WHAT YOU SHOULD DO
Select the lines below containing the word "school".

[Recorded data]
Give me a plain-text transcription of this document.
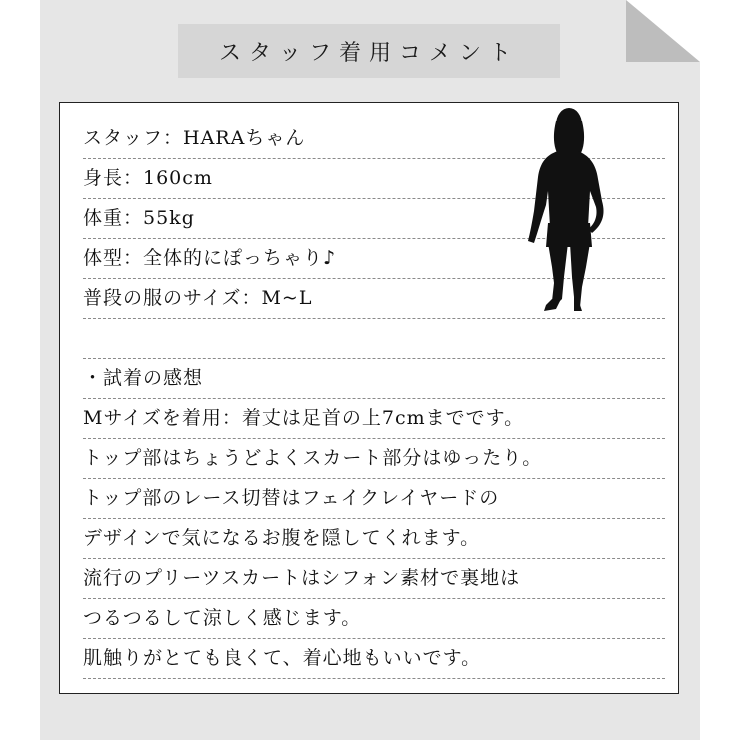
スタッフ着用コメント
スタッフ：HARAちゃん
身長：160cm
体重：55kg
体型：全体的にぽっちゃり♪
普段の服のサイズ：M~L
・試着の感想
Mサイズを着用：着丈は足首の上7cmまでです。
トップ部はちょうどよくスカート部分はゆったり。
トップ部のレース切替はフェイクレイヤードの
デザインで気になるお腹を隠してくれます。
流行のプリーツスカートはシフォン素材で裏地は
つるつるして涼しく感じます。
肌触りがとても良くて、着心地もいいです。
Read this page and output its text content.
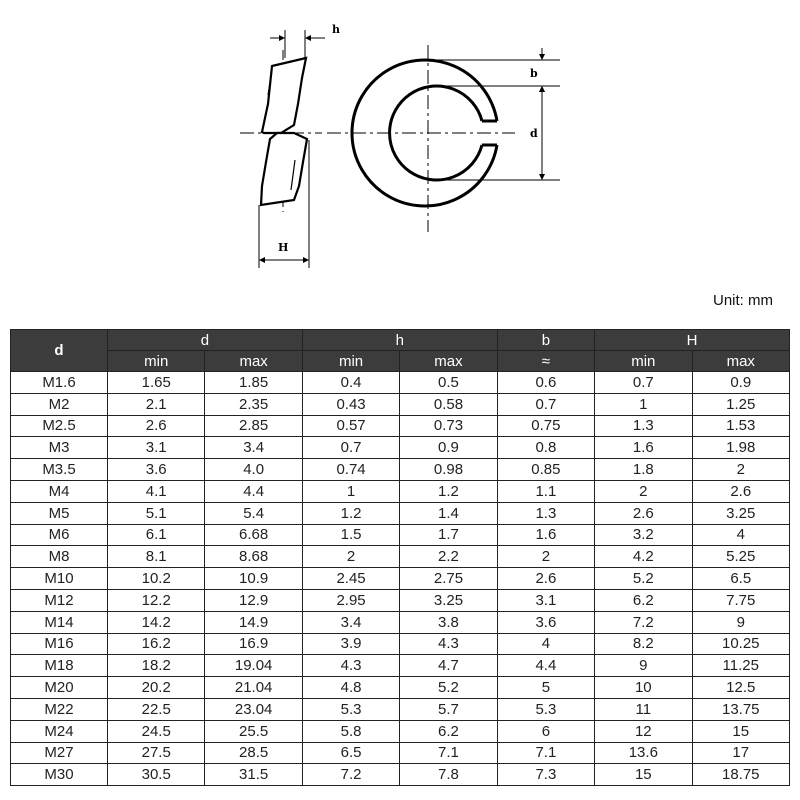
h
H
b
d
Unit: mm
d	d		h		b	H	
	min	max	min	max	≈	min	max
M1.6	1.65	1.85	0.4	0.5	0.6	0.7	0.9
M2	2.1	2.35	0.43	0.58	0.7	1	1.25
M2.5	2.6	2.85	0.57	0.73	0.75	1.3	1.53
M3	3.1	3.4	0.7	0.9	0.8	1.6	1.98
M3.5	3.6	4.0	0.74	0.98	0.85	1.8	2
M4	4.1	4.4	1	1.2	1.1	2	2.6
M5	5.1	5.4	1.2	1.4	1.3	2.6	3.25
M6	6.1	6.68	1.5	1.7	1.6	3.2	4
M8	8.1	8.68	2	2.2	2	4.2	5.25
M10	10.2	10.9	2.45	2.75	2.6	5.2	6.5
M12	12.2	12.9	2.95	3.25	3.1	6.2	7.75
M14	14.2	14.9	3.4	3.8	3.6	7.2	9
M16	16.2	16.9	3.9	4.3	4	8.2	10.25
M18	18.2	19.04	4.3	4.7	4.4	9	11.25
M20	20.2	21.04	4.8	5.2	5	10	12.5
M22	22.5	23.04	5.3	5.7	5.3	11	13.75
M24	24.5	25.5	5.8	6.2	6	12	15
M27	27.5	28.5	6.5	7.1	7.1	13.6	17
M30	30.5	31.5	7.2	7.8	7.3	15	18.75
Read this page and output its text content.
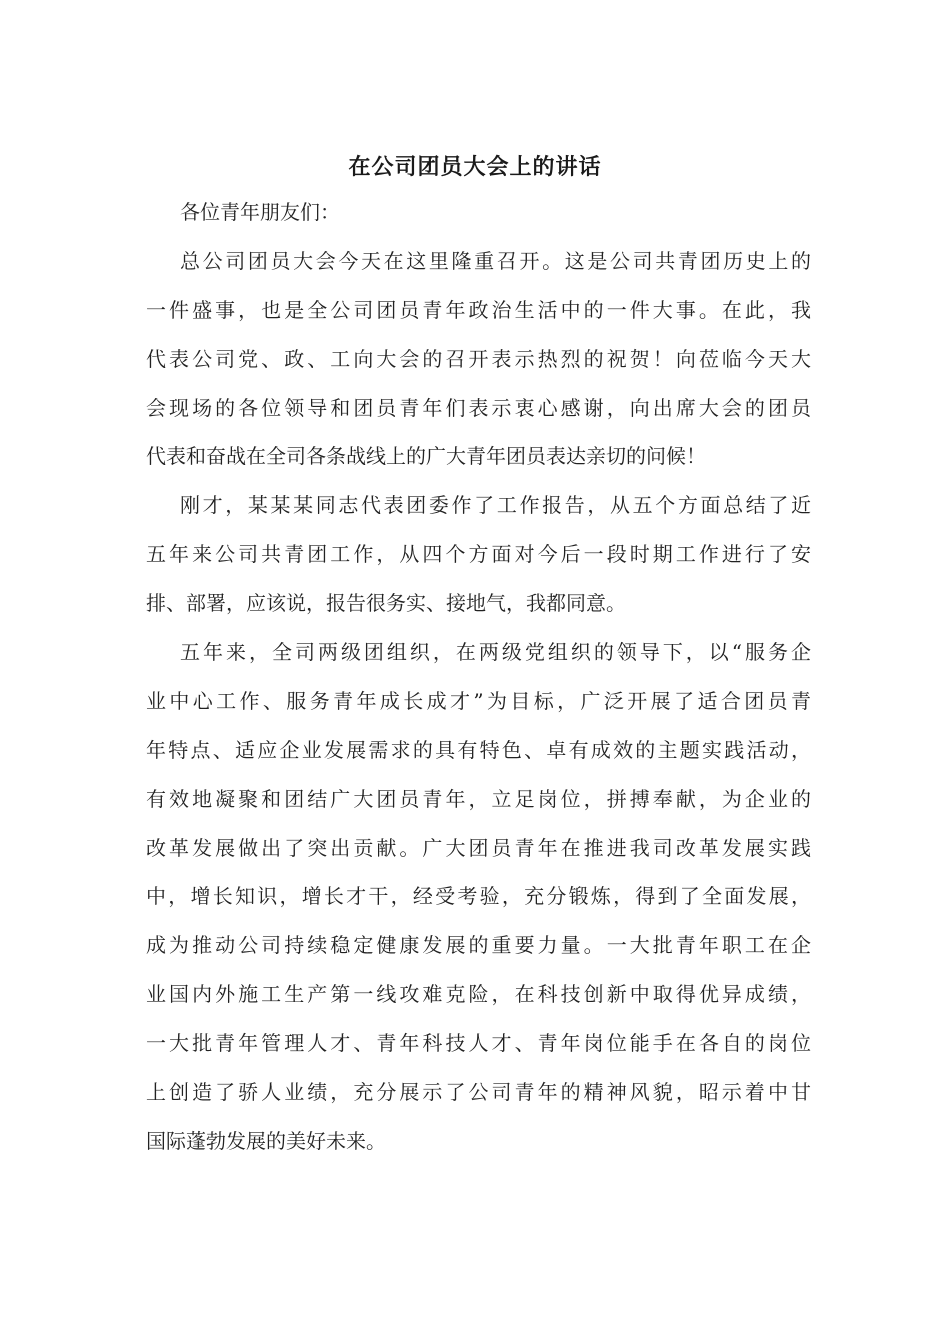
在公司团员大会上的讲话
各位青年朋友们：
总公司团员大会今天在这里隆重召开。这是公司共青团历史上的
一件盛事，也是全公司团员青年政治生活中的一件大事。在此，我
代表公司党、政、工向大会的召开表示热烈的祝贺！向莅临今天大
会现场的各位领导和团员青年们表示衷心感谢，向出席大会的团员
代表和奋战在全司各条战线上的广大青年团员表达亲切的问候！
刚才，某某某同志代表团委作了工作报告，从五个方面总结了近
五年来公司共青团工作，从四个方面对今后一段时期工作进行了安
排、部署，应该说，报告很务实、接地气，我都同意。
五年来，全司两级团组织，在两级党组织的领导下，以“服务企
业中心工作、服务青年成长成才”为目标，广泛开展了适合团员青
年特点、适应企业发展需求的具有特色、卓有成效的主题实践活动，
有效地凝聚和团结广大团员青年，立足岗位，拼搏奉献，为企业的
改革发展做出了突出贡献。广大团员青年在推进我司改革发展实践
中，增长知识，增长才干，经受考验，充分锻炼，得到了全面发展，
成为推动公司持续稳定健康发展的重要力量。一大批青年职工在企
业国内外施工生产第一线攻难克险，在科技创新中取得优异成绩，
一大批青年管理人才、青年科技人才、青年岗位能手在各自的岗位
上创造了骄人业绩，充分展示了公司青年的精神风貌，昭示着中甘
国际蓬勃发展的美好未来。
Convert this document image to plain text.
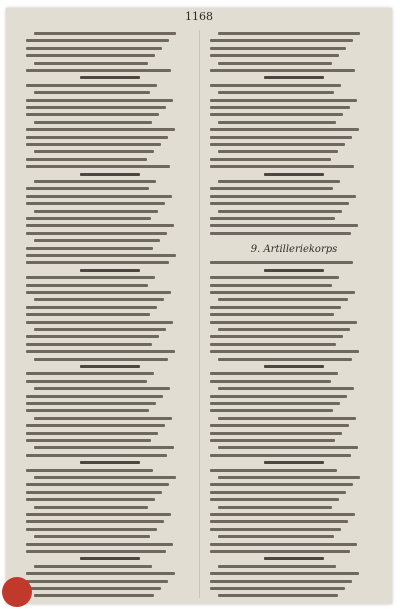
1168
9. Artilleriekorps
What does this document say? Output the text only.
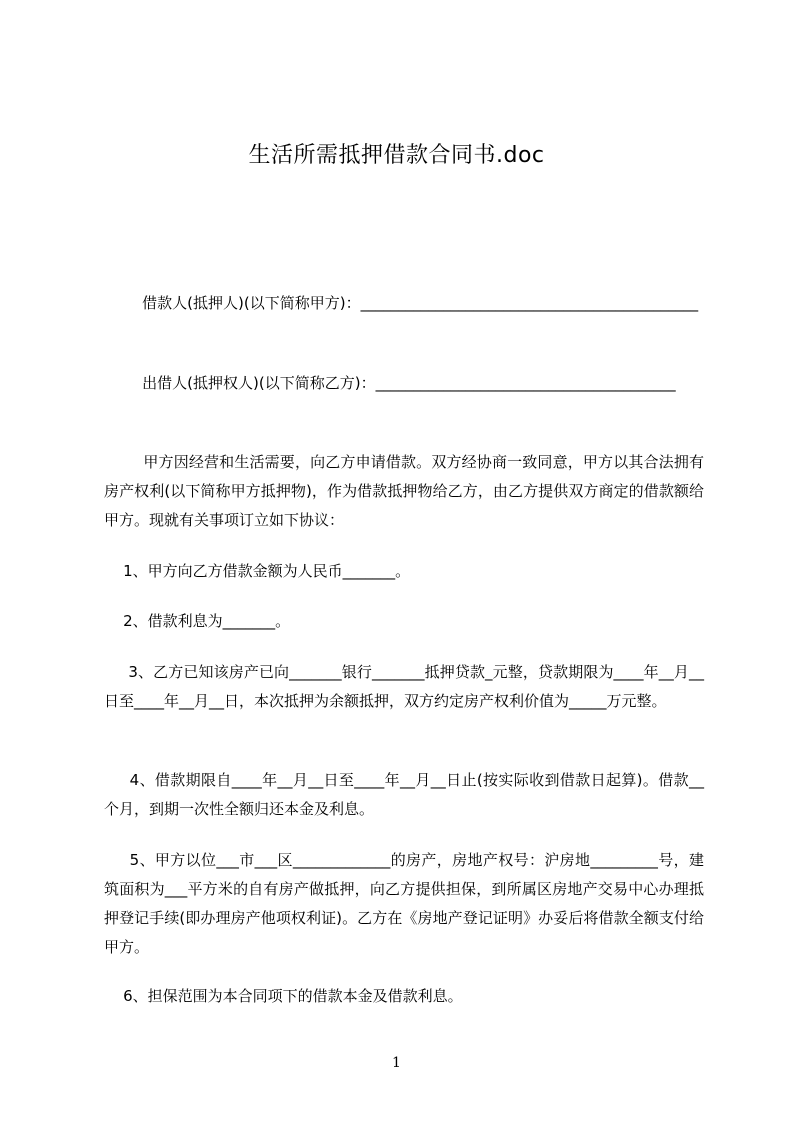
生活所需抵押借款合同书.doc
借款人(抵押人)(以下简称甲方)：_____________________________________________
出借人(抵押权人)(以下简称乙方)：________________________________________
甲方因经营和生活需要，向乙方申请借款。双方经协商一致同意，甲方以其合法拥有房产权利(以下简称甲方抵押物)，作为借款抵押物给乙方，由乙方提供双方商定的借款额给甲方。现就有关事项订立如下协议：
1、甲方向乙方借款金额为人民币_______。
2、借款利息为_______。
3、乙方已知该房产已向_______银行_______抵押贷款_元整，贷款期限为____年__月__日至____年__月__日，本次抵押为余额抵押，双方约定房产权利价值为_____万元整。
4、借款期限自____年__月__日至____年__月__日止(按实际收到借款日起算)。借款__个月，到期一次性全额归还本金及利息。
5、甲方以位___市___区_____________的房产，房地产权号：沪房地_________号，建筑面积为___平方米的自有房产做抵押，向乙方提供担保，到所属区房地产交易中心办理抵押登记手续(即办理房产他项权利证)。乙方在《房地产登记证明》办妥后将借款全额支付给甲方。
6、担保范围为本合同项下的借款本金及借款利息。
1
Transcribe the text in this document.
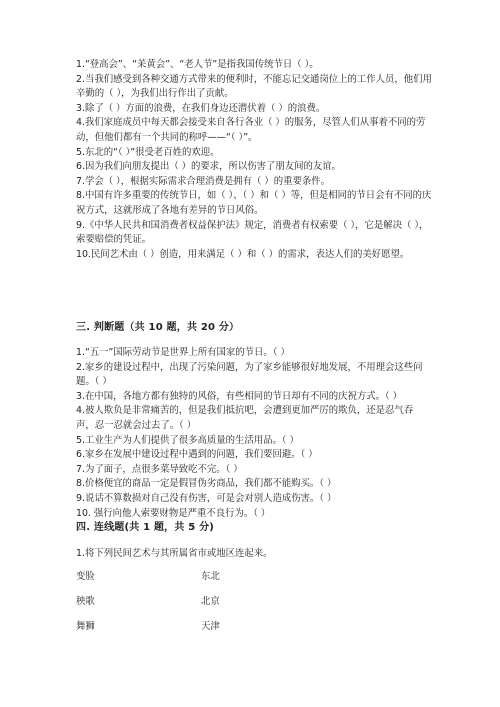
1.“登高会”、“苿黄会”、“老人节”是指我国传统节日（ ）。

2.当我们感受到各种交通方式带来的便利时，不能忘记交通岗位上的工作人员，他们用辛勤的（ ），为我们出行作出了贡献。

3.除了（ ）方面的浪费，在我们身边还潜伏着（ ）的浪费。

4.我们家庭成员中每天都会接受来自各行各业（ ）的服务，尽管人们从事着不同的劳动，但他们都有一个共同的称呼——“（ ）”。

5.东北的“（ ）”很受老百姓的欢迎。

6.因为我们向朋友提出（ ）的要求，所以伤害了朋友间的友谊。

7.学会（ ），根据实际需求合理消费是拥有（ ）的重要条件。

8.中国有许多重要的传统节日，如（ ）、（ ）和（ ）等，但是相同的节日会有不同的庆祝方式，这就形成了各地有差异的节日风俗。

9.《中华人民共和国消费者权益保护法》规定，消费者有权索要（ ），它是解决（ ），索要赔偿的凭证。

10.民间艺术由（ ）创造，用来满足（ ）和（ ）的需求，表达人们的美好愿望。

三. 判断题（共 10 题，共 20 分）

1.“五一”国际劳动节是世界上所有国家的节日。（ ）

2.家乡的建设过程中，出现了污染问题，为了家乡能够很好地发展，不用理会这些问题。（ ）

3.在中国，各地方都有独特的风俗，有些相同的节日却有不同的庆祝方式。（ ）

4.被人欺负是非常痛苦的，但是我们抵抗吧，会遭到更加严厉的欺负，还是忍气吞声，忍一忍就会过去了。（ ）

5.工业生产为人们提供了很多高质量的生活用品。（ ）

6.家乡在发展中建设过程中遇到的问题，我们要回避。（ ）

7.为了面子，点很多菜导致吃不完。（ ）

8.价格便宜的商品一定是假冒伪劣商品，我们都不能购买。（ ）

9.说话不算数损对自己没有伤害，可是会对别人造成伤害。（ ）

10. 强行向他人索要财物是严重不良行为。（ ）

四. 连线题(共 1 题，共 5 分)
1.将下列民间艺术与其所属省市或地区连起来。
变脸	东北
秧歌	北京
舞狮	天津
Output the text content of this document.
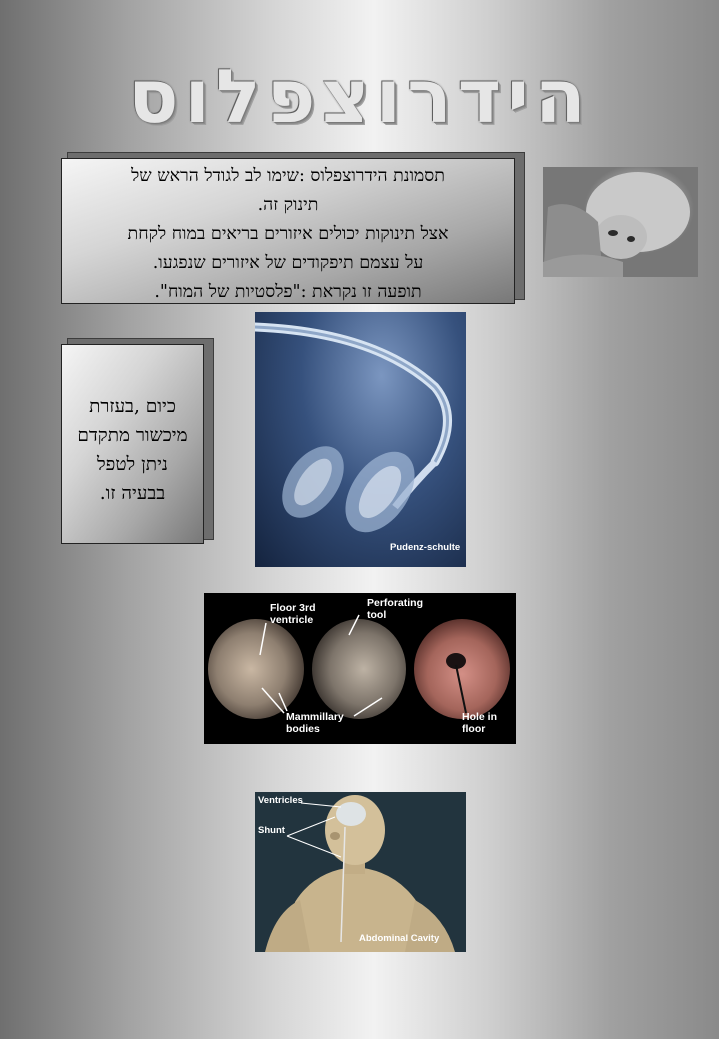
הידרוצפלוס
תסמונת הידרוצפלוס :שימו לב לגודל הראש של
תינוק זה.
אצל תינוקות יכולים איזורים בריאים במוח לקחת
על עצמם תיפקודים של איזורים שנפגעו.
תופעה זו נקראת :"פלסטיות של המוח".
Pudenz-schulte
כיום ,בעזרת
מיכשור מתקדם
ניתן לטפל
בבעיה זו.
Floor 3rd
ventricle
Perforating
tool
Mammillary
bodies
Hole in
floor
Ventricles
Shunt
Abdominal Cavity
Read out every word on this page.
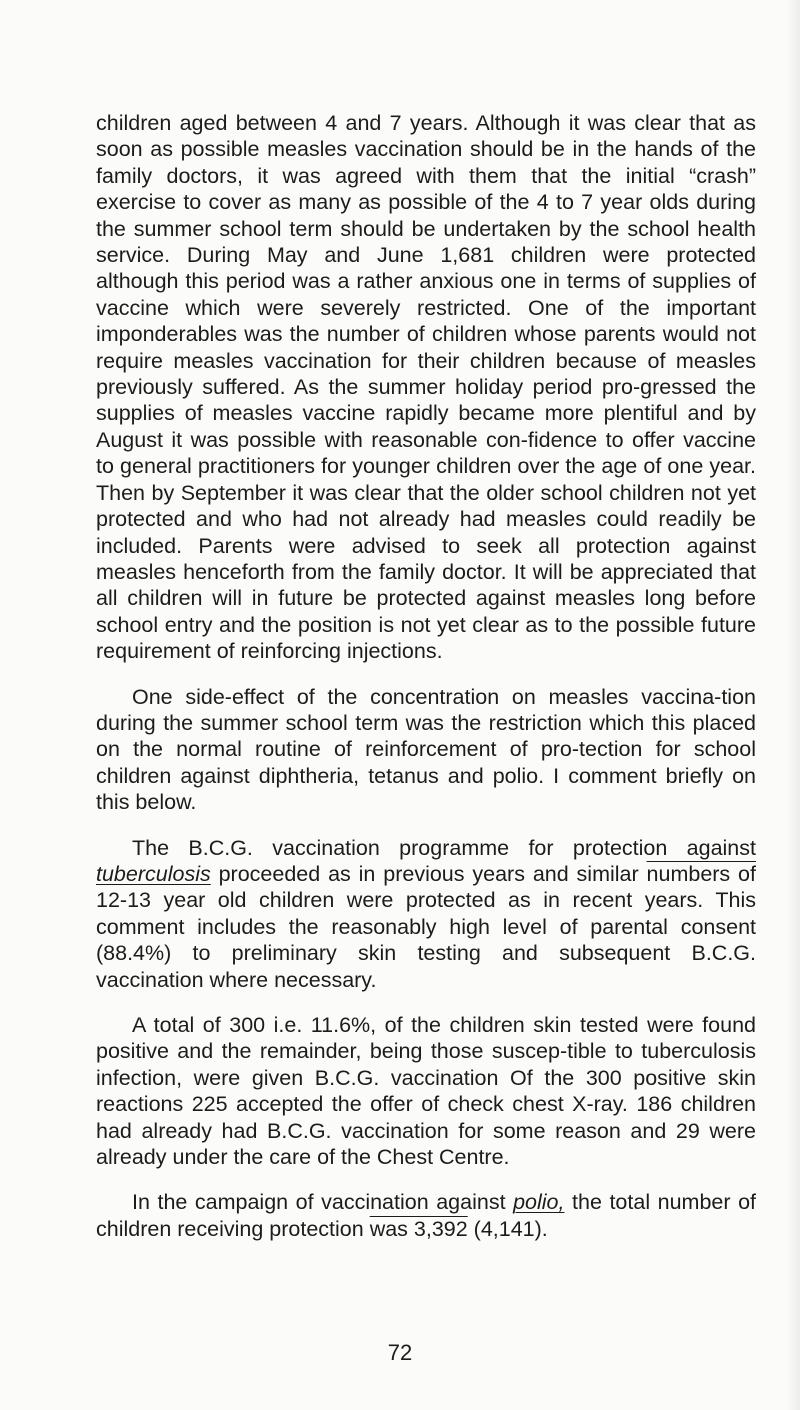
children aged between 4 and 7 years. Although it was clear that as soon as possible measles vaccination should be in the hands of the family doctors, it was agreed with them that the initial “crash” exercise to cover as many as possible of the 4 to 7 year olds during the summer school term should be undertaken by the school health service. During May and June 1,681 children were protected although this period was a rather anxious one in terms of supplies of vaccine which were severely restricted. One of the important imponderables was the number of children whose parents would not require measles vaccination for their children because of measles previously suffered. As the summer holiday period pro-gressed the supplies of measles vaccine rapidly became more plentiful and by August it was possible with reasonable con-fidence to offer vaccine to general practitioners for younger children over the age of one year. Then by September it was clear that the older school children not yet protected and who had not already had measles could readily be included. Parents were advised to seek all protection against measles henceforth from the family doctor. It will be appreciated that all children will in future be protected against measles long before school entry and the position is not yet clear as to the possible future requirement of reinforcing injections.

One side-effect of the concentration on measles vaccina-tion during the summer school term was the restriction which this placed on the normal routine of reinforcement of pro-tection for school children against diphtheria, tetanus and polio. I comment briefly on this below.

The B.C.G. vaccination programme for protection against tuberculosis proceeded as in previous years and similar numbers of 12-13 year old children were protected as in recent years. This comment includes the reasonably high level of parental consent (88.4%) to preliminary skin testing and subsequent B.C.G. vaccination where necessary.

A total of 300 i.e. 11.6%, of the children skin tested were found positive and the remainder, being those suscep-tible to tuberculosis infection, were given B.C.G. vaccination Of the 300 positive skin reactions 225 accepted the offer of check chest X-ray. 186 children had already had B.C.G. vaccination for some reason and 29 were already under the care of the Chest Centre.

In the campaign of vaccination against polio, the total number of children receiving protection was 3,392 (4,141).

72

TASK RESPONSE
children aged between 4 and 7 years. Although it was clear that as soon as possible measles vaccination should be in the hands of the family doctors, it was agreed with them that the initial “crash” exercise to cover as many as possible of the 4 to 7 year olds during the summer school term should be undertaken by the school health service. During May and June 1,681 children were protected although this period was a rather anxious one in terms of supplies of vaccine which were severely restricted. One of the important imponderables was the number of children whose parents would not require measles vaccination for their children because of measles previously suffered. As the summer holiday period pro-gressed the supplies of measles vaccine rapidly became more plentiful and by August it was possible with reasonable con-fidence to offer vaccine to general practitioners for younger children over the age of one year. Then by September it was clear that the older school children not yet protected and who had not already had measles could readily be included. Parents were advised to seek all protection against measles henceforth from the family doctor. It will be appreciated that all children will in future be protected against measles long before school entry and the position is not yet clear as to the possible future requirement of reinforcing injections.
One side-effect of the concentration on measles vaccina-tion during the summer school term was the restriction which this placed on the normal routine of reinforcement of pro-tection for school children against diphtheria, tetanus and polio. I comment briefly on this below.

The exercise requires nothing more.